__RECORDS FOR THE EXERCISE__
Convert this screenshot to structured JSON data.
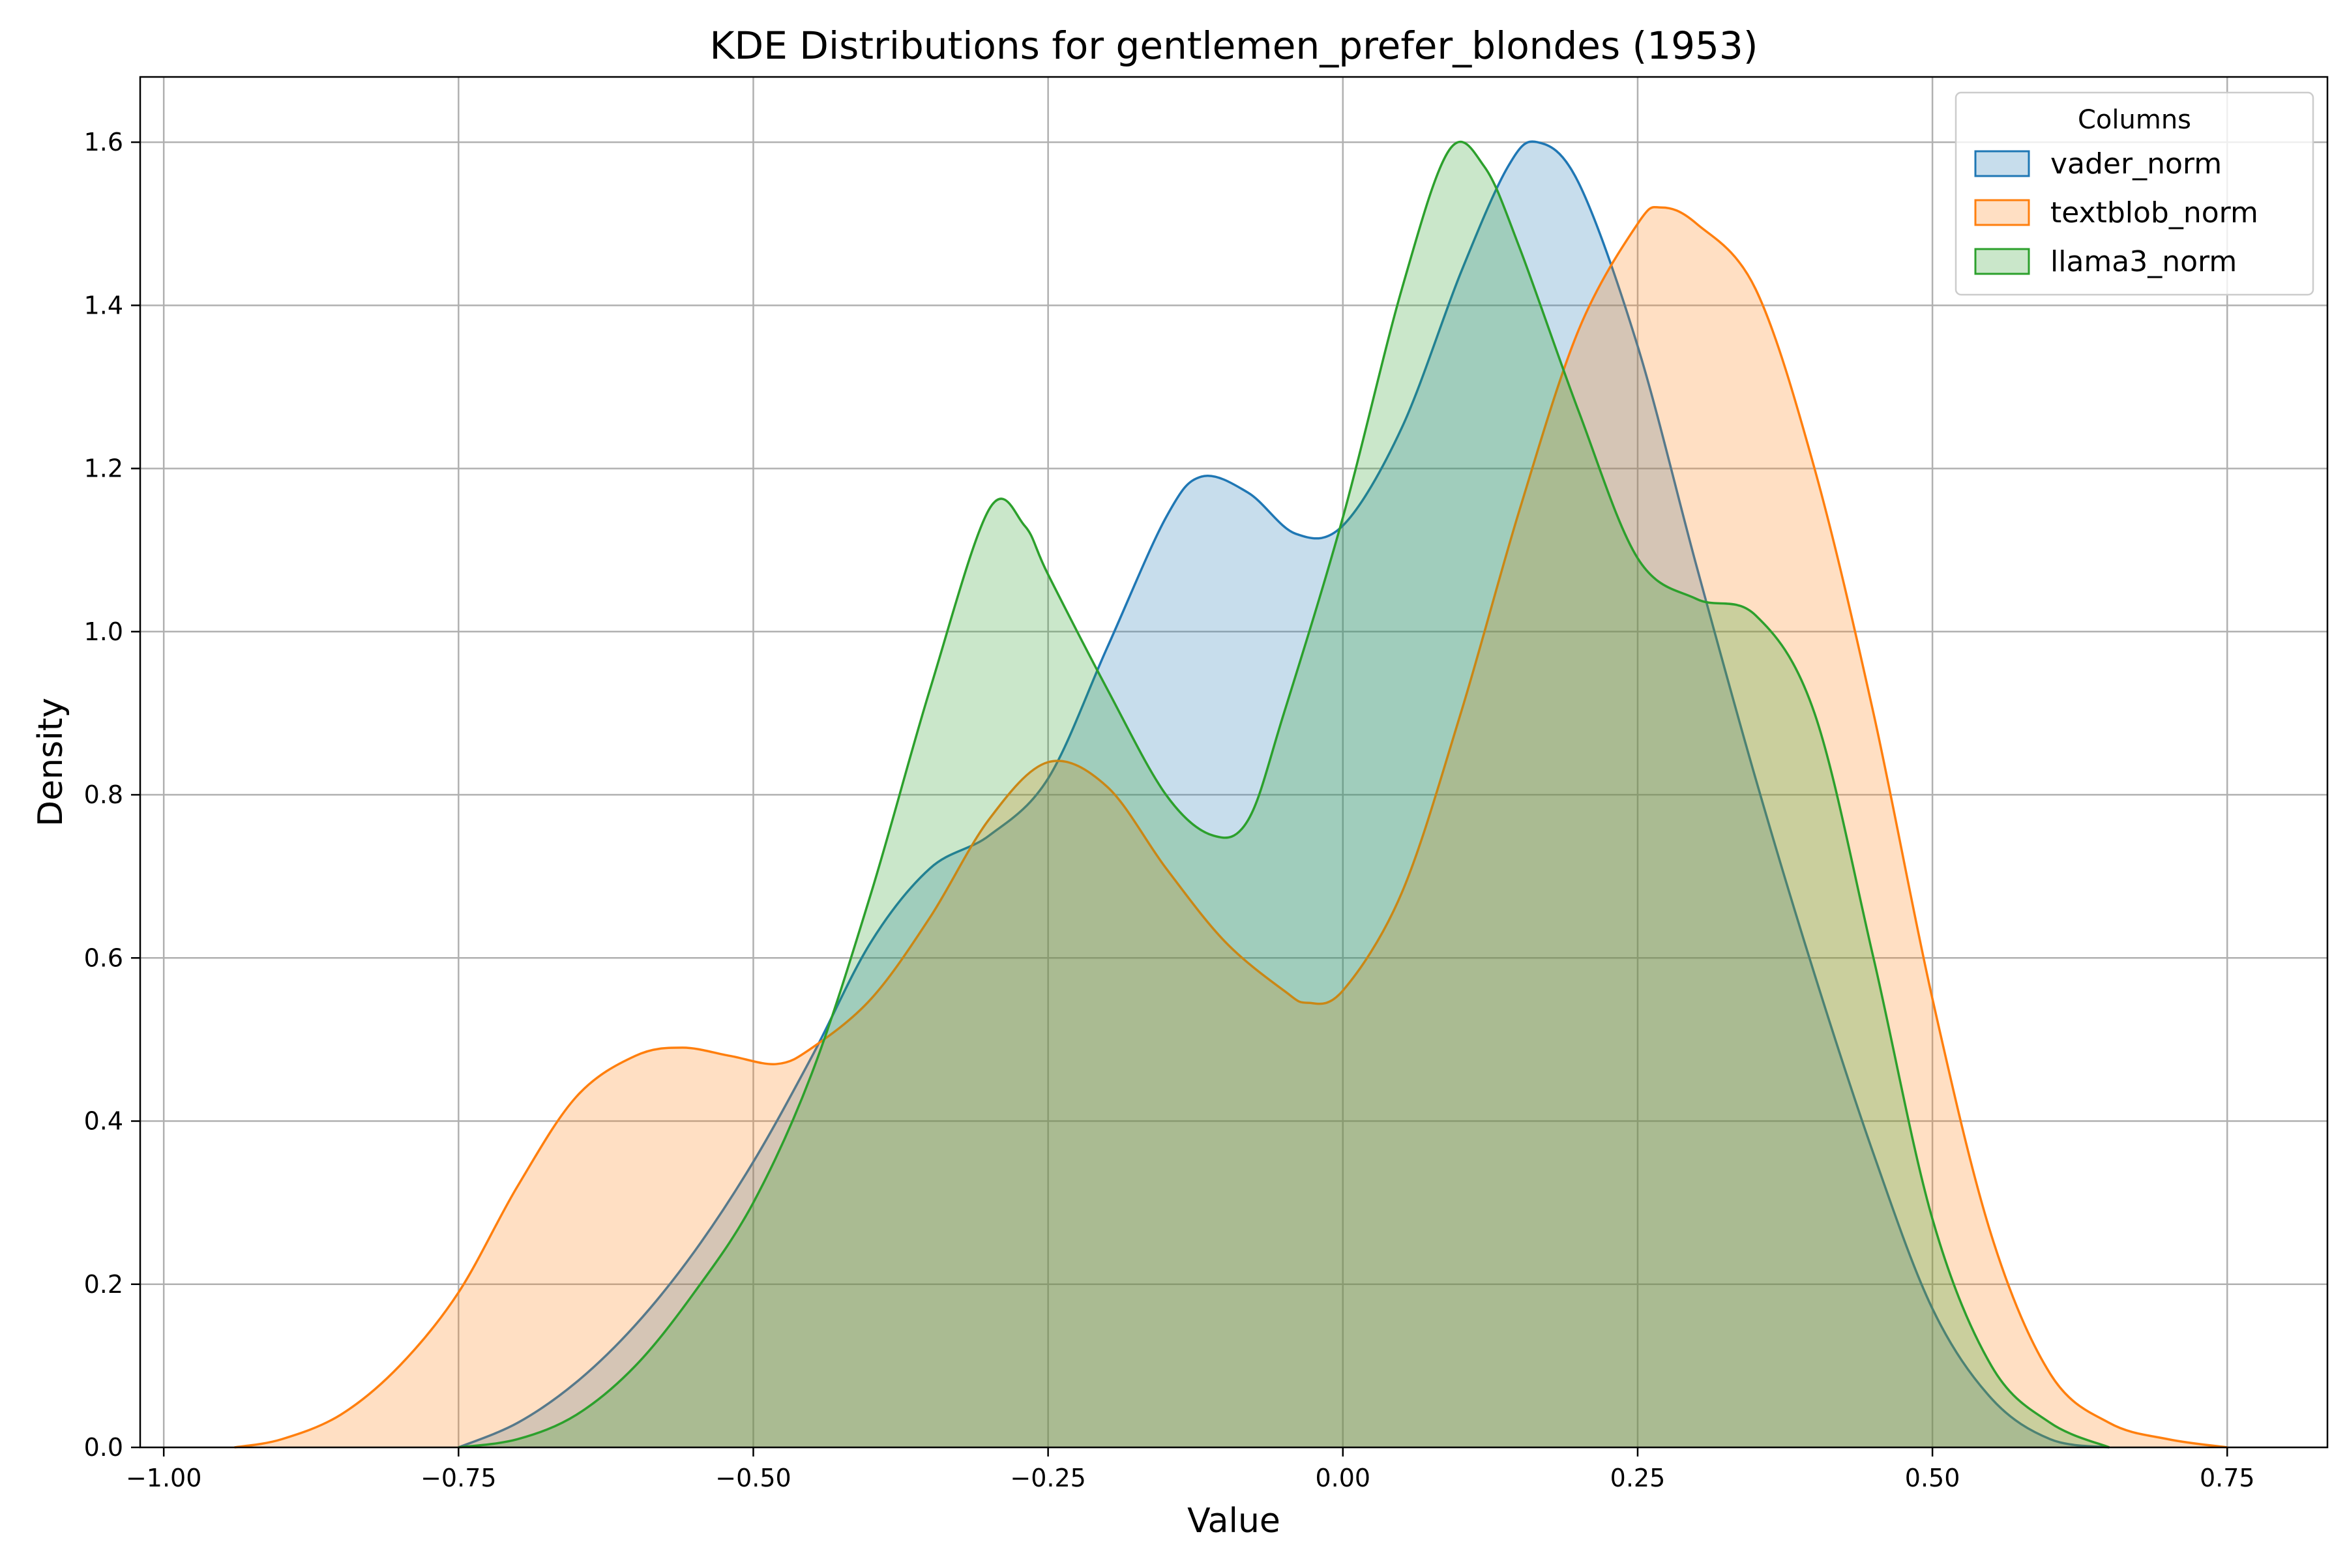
{
  "chart_data": {
    "type": "area",
    "title": "KDE Distributions for gentlemen_prefer_blondes (1953)",
    "xlabel": "Value",
    "ylabel": "Density",
    "xlim": [
      -1.02,
      0.835
    ],
    "ylim": [
      0,
      1.68
    ],
    "xticks": [
      -1.0,
      -0.75,
      -0.5,
      -0.25,
      0.0,
      0.25,
      0.5,
      0.75
    ],
    "xtick_labels": [
      "−1.00",
      "−0.75",
      "−0.50",
      "−0.25",
      "0.00",
      "0.25",
      "0.50",
      "0.75"
    ],
    "yticks": [
      0.0,
      0.2,
      0.4,
      0.6,
      0.8,
      1.0,
      1.2,
      1.4,
      1.6
    ],
    "ytick_labels": [
      "0.0",
      "0.2",
      "0.4",
      "0.6",
      "0.8",
      "1.0",
      "1.2",
      "1.4",
      "1.6"
    ],
    "grid": true,
    "legend": {
      "title": "Columns",
      "position": "top-right"
    },
    "series": [
      {
        "name": "vader_norm",
        "color": "#1f77b4",
        "points": [
          [
            -0.75,
            0.0
          ],
          [
            -0.7,
            0.03
          ],
          [
            -0.65,
            0.08
          ],
          [
            -0.6,
            0.15
          ],
          [
            -0.55,
            0.24
          ],
          [
            -0.5,
            0.35
          ],
          [
            -0.45,
            0.48
          ],
          [
            -0.4,
            0.62
          ],
          [
            -0.35,
            0.71
          ],
          [
            -0.3,
            0.75
          ],
          [
            -0.25,
            0.82
          ],
          [
            -0.2,
            0.98
          ],
          [
            -0.15,
            1.14
          ],
          [
            -0.12,
            1.19
          ],
          [
            -0.08,
            1.17
          ],
          [
            -0.04,
            1.12
          ],
          [
            0.0,
            1.13
          ],
          [
            0.05,
            1.25
          ],
          [
            0.1,
            1.44
          ],
          [
            0.14,
            1.57
          ],
          [
            0.165,
            1.6
          ],
          [
            0.2,
            1.55
          ],
          [
            0.25,
            1.35
          ],
          [
            0.3,
            1.08
          ],
          [
            0.35,
            0.82
          ],
          [
            0.4,
            0.58
          ],
          [
            0.45,
            0.36
          ],
          [
            0.5,
            0.17
          ],
          [
            0.55,
            0.06
          ],
          [
            0.6,
            0.01
          ],
          [
            0.65,
            0.0
          ]
        ]
      },
      {
        "name": "textblob_norm",
        "color": "#ff7f0e",
        "points": [
          [
            -0.94,
            0.0
          ],
          [
            -0.9,
            0.01
          ],
          [
            -0.85,
            0.04
          ],
          [
            -0.8,
            0.1
          ],
          [
            -0.75,
            0.19
          ],
          [
            -0.7,
            0.32
          ],
          [
            -0.65,
            0.43
          ],
          [
            -0.6,
            0.48
          ],
          [
            -0.56,
            0.49
          ],
          [
            -0.52,
            0.48
          ],
          [
            -0.48,
            0.47
          ],
          [
            -0.45,
            0.49
          ],
          [
            -0.4,
            0.55
          ],
          [
            -0.35,
            0.65
          ],
          [
            -0.3,
            0.77
          ],
          [
            -0.25,
            0.84
          ],
          [
            -0.2,
            0.81
          ],
          [
            -0.15,
            0.71
          ],
          [
            -0.1,
            0.62
          ],
          [
            -0.05,
            0.56
          ],
          [
            -0.03,
            0.545
          ],
          [
            0.0,
            0.56
          ],
          [
            0.05,
            0.68
          ],
          [
            0.1,
            0.9
          ],
          [
            0.15,
            1.15
          ],
          [
            0.2,
            1.37
          ],
          [
            0.25,
            1.5
          ],
          [
            0.27,
            1.52
          ],
          [
            0.3,
            1.5
          ],
          [
            0.35,
            1.42
          ],
          [
            0.4,
            1.2
          ],
          [
            0.45,
            0.9
          ],
          [
            0.5,
            0.55
          ],
          [
            0.55,
            0.26
          ],
          [
            0.6,
            0.09
          ],
          [
            0.65,
            0.03
          ],
          [
            0.7,
            0.01
          ],
          [
            0.75,
            0.0
          ]
        ]
      },
      {
        "name": "llama3_norm",
        "color": "#2ca02c",
        "points": [
          [
            -0.75,
            0.0
          ],
          [
            -0.7,
            0.01
          ],
          [
            -0.65,
            0.04
          ],
          [
            -0.6,
            0.1
          ],
          [
            -0.55,
            0.19
          ],
          [
            -0.5,
            0.3
          ],
          [
            -0.45,
            0.46
          ],
          [
            -0.4,
            0.68
          ],
          [
            -0.35,
            0.93
          ],
          [
            -0.3,
            1.15
          ],
          [
            -0.27,
            1.13
          ],
          [
            -0.25,
            1.07
          ],
          [
            -0.2,
            0.93
          ],
          [
            -0.15,
            0.8
          ],
          [
            -0.11,
            0.75
          ],
          [
            -0.08,
            0.77
          ],
          [
            -0.05,
            0.9
          ],
          [
            0.0,
            1.14
          ],
          [
            0.05,
            1.42
          ],
          [
            0.09,
            1.59
          ],
          [
            0.12,
            1.57
          ],
          [
            0.15,
            1.47
          ],
          [
            0.2,
            1.27
          ],
          [
            0.25,
            1.09
          ],
          [
            0.3,
            1.04
          ],
          [
            0.35,
            1.02
          ],
          [
            0.4,
            0.9
          ],
          [
            0.45,
            0.6
          ],
          [
            0.5,
            0.28
          ],
          [
            0.55,
            0.1
          ],
          [
            0.6,
            0.03
          ],
          [
            0.65,
            0.0
          ]
        ]
      }
    ]
  }
}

__YOUR GOAL__
Lines containing the word "title" are to be tallied; report only the total.

__ANSWER TO THIS PROBLEM__
2